* Text section *
• • • • •

Five months without work, scant food and the whole nation against you... Katy Gosset hears a first-hand account of the long battle that was the 1951 Waterfront Dispute.

It was 151 days, a long 151 days and some men who lived through it will never forget it...

Baden Norris is one of them.

"It was my blackest period of my life because I had no money, or very little. I had a daughter was in hospital with melanoma. You couldn't get another job. You'd be pretty unpopular if you did."

So how did it all begin?

Baden describes himself as "Lyttelton material", born and bred in the little port town like his father, his grandfather and great-grandfather before him.

"It was the centre of the universe when I was a child. I never wanted to be anywhere else."

He worked in a factory at 13, went to sea at 15 and then, in his 20s, being "Lyttelton material" led him to work on the wharves.

Being a watersider wasn't an aspiration, as such, but, by then Baden was married, with a child, and money had become more important.

And on the waterfront, a man could make good money, not because the job was so well paid, but because there was plenty of overtime.

It was also a place where Baden found camaraderie among like-minded types who shared his love of the sea.

"Companionship.. there was an awful variety of men on the waterfront interesting backgrounds, particularly of maritime worlds. You almost joined a club."

But trouble was brewing on the wharves.

Strike or Lockout?

The union movement had become divided. By 1951 the waterfront workers supported the Trade Union Congress, a group that had splintered away from the main union, the Federation of Labour.

• • • • •

* Provided information *
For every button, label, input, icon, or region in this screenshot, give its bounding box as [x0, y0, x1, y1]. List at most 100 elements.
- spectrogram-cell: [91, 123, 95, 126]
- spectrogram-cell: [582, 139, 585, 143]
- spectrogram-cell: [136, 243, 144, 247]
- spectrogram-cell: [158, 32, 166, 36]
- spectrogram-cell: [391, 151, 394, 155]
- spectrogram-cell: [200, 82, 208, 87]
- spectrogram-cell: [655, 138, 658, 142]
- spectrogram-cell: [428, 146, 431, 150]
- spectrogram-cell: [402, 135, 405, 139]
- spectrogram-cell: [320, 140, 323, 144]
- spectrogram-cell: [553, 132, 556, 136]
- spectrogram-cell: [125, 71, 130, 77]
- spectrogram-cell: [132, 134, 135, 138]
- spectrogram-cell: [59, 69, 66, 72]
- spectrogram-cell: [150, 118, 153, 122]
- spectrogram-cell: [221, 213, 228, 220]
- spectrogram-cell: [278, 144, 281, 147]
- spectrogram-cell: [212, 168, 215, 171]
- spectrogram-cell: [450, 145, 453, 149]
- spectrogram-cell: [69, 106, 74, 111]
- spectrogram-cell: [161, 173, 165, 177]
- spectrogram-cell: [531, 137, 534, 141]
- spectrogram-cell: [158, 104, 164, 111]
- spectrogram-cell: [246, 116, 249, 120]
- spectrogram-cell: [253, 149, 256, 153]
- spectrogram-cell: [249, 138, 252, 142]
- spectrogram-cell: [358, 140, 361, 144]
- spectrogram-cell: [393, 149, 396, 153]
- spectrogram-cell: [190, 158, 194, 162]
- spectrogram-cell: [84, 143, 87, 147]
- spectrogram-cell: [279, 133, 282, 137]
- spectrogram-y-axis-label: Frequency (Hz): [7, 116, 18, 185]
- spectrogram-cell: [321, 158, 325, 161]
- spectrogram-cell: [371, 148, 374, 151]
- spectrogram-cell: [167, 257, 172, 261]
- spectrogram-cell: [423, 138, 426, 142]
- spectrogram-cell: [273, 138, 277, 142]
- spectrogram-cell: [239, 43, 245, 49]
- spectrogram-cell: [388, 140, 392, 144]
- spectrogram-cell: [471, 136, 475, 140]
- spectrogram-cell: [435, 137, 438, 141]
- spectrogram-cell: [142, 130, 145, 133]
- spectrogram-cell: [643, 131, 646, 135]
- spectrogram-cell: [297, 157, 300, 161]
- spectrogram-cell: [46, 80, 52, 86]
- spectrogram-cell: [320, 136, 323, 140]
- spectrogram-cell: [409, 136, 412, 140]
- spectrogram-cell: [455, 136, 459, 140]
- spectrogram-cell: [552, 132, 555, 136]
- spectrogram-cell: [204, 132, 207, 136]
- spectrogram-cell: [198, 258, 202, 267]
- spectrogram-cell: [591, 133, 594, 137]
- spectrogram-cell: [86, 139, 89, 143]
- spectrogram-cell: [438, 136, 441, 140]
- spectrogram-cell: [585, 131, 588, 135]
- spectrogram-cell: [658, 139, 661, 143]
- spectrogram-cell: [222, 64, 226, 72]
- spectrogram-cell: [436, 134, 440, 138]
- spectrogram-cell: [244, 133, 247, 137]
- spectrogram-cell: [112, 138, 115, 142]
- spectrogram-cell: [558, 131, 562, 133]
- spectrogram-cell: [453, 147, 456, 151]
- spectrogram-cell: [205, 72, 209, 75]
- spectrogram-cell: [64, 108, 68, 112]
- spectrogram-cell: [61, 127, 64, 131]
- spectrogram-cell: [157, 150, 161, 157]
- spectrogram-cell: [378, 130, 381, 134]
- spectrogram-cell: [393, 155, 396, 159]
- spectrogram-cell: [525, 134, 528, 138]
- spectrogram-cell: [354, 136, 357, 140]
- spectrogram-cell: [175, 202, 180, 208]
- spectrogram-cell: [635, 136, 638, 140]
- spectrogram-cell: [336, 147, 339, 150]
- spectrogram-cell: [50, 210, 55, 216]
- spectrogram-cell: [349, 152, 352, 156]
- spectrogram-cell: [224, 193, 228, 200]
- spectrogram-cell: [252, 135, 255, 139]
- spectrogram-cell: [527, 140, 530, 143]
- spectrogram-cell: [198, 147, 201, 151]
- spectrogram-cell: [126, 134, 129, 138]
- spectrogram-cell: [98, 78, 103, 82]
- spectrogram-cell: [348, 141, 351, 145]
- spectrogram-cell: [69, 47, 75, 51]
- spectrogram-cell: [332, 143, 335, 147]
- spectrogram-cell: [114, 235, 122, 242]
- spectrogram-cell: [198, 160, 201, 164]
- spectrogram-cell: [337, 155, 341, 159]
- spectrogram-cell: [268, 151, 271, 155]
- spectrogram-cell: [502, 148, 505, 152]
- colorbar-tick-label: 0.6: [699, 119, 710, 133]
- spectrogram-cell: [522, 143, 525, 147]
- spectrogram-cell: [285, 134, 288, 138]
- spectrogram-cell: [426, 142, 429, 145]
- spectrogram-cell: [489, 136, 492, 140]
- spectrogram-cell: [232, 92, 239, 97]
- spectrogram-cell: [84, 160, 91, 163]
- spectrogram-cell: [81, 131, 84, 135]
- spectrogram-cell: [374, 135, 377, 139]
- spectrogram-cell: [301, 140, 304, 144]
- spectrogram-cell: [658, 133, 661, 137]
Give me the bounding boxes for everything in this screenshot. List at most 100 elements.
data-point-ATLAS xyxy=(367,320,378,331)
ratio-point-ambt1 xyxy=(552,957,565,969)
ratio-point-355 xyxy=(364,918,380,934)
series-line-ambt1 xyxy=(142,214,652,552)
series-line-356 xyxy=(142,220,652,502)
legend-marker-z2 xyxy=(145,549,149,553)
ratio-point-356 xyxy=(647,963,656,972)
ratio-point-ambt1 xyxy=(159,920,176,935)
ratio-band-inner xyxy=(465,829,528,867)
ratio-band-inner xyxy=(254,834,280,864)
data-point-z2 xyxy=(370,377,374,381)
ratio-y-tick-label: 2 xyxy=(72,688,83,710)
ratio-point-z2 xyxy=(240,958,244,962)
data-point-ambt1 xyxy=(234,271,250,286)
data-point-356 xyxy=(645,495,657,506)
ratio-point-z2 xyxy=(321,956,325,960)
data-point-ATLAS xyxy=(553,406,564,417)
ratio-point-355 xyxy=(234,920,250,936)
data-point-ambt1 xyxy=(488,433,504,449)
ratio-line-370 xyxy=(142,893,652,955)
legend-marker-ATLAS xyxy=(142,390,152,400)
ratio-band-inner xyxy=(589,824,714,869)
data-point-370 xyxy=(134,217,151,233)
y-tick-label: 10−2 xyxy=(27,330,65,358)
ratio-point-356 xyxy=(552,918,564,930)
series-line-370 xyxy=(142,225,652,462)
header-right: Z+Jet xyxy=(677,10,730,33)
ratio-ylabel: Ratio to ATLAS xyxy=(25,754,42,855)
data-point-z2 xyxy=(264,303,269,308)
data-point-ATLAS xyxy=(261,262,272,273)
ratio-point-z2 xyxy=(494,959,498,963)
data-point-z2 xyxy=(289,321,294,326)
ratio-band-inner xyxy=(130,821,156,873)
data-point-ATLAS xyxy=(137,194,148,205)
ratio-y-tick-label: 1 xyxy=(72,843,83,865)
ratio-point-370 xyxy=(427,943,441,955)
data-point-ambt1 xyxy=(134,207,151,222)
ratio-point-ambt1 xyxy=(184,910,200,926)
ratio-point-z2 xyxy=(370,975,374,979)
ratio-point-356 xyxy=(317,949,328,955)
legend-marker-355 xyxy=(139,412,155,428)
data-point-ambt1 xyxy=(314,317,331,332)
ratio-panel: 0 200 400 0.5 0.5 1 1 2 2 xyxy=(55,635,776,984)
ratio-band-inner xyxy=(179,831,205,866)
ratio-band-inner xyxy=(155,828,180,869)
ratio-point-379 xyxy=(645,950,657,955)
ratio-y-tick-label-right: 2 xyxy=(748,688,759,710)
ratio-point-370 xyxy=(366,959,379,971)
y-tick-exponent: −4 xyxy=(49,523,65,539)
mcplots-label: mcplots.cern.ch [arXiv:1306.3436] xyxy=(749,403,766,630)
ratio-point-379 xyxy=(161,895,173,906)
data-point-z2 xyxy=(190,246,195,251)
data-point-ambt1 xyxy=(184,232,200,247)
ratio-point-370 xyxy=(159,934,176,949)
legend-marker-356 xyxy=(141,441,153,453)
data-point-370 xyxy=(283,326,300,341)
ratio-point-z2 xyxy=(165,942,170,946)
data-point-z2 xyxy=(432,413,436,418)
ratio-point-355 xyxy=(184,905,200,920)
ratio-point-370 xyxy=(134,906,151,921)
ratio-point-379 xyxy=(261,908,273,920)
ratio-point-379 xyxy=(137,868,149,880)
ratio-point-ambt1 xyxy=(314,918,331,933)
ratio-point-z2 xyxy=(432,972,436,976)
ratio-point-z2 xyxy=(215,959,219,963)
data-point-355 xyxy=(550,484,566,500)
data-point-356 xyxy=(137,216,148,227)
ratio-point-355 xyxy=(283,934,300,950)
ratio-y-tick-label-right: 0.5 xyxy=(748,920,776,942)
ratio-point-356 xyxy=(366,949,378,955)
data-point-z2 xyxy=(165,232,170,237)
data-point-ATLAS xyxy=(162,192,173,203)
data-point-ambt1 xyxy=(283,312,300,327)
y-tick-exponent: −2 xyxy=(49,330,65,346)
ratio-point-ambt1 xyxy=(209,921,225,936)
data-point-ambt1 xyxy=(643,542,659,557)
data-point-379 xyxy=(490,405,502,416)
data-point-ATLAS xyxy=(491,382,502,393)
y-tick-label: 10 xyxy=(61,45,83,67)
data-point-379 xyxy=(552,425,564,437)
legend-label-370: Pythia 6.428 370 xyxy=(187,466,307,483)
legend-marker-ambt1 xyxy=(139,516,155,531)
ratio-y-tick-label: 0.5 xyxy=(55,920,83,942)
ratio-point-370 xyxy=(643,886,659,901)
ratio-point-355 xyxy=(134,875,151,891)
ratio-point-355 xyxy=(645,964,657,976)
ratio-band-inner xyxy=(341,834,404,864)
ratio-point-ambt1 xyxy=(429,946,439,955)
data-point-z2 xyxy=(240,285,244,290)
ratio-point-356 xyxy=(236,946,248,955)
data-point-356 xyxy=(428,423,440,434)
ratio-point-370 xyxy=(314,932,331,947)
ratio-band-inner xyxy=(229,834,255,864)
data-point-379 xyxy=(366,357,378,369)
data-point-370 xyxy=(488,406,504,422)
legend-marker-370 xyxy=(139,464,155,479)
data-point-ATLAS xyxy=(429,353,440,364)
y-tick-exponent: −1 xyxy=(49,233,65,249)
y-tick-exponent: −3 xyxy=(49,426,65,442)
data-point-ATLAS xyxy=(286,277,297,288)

• • • • •

* Parts of the exercise *
A) Decide whether each statement agrees with the text on the 1951 Waterfront Dispute, and answer yes or no with the deciding words of the text quoted. (i) The dispute lasted 151 days. (ii) Baden Norris went to sea at the age of 13. (iii) By 1951 the waterfront workers supported the Federation of Labour.
B) Copy the passage of the text on the 1951 Waterfront Dispute that begins at the words "Baden describes himself" and stop after the words "plenty of overtime.".

* List of answers *
A)
(i) Yes: "It was 151 days, a long 151 days"
(ii) No: "He worked in a factory at 13, went to sea at 15"
(iii) No: "By 1951 the waterfront workers supported the Trade Union Congress, a group that had splintered away from the main union, the Federation of Labour."

B)
Baden describes himself as "Lyttelton material", born and bred in the little port town like his father, his grandfather and great-grandfather before him.

"It was the centre of the universe when I was a child. I never wanted to be anywhere else."

He worked in a factory at 13, went to sea at 15 and then, in his 20s, being "Lyttelton material" led him to work on the wharves.

Being a watersider wasn't an aspiration, as such, but, by then Baden was married, with a child, and money had become more important.

And on the waterfront, a man could make good money, not because the job was so well paid, but because there was plenty of overtime.